(Task requirements)
Copy each line that contains the word "this".

Records
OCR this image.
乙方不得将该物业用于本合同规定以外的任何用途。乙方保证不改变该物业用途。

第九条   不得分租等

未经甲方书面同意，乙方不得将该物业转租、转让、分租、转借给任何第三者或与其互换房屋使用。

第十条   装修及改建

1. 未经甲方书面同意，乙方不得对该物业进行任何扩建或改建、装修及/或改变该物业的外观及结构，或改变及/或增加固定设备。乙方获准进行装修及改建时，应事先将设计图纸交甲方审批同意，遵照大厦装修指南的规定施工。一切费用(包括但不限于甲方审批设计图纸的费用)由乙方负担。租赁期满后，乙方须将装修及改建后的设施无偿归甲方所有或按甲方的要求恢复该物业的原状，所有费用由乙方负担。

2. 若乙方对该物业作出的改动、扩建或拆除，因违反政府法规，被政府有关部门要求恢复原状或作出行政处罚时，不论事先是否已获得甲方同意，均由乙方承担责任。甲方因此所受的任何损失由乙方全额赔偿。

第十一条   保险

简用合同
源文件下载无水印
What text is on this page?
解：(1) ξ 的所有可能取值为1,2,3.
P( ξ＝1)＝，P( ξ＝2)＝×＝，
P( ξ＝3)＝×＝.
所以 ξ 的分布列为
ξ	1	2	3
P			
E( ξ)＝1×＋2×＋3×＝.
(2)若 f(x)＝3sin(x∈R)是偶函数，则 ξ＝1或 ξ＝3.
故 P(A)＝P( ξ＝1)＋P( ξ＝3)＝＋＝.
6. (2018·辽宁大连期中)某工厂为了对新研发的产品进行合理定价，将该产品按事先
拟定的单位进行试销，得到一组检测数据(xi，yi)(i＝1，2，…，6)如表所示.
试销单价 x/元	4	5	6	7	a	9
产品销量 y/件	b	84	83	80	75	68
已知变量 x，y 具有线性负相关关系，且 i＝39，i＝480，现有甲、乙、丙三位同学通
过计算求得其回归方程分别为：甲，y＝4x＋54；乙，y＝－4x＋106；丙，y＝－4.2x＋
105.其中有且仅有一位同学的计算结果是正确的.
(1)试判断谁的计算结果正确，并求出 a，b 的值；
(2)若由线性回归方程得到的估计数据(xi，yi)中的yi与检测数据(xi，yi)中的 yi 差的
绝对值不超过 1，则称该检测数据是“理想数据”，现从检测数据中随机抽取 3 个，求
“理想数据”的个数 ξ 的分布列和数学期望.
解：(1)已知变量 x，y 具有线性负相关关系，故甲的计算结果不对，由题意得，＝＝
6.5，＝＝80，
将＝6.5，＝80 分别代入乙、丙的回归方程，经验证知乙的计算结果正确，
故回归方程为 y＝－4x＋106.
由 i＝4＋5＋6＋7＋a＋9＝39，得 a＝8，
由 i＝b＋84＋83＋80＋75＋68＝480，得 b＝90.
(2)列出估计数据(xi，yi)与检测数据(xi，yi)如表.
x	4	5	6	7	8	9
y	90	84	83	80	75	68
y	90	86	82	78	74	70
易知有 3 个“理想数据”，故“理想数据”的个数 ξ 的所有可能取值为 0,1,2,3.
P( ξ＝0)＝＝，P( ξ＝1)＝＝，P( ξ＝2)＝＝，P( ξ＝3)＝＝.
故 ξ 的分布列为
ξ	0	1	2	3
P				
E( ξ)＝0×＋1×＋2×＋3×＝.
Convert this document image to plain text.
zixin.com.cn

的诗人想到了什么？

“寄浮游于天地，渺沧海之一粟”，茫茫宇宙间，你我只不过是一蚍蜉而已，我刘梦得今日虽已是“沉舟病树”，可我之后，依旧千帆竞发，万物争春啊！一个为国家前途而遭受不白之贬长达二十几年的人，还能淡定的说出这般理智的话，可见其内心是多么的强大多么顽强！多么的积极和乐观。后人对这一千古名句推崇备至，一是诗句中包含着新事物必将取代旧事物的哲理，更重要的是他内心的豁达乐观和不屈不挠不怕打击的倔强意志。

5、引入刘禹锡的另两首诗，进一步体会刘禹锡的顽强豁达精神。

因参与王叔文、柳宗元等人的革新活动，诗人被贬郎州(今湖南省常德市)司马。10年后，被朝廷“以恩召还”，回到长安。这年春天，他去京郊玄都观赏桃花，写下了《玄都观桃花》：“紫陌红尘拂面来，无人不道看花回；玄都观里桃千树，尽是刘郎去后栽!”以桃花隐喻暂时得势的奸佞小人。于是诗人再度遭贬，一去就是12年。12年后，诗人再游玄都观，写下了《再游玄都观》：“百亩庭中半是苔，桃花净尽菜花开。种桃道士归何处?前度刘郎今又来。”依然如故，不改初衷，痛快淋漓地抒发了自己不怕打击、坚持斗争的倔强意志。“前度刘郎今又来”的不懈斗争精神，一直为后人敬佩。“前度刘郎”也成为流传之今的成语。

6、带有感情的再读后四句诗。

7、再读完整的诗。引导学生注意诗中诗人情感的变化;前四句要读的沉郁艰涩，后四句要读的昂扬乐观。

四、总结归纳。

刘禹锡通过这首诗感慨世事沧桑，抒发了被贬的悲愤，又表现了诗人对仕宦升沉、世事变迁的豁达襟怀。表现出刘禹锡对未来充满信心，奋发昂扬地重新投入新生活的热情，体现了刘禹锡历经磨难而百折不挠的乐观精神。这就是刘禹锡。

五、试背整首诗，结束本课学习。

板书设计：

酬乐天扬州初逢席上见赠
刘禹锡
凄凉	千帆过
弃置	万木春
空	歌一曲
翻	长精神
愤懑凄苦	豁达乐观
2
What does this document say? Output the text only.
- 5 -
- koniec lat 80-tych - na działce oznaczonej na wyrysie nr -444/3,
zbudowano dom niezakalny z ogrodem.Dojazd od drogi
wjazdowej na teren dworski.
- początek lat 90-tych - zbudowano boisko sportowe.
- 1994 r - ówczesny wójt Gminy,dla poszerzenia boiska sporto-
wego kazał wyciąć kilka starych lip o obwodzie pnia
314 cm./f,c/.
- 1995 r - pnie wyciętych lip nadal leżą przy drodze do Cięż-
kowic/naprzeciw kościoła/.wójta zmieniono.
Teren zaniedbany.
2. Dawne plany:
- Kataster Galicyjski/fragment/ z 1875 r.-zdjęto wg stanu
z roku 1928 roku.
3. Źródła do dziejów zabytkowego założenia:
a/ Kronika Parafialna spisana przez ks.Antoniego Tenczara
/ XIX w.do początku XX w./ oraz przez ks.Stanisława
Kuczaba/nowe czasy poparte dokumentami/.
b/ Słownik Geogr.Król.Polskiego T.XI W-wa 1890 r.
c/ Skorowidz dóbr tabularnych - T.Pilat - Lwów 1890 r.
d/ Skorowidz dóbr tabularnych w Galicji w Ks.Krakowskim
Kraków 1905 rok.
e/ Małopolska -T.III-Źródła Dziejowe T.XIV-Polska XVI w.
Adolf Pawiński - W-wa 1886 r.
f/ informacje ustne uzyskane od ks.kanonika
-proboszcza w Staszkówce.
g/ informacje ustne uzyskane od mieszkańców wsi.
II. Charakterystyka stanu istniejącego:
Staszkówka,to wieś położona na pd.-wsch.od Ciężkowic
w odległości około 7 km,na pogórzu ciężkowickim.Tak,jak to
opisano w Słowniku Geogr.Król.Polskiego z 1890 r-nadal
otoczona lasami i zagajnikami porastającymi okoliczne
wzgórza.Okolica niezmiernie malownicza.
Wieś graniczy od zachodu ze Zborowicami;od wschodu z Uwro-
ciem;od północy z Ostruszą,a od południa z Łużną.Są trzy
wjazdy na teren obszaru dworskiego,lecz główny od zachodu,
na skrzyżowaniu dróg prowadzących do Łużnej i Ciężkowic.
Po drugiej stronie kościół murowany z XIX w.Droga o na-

(Written answer)
OCR this image.
What text is on this page?
Convert this document image to plain text.
What does this document say? Output the text only.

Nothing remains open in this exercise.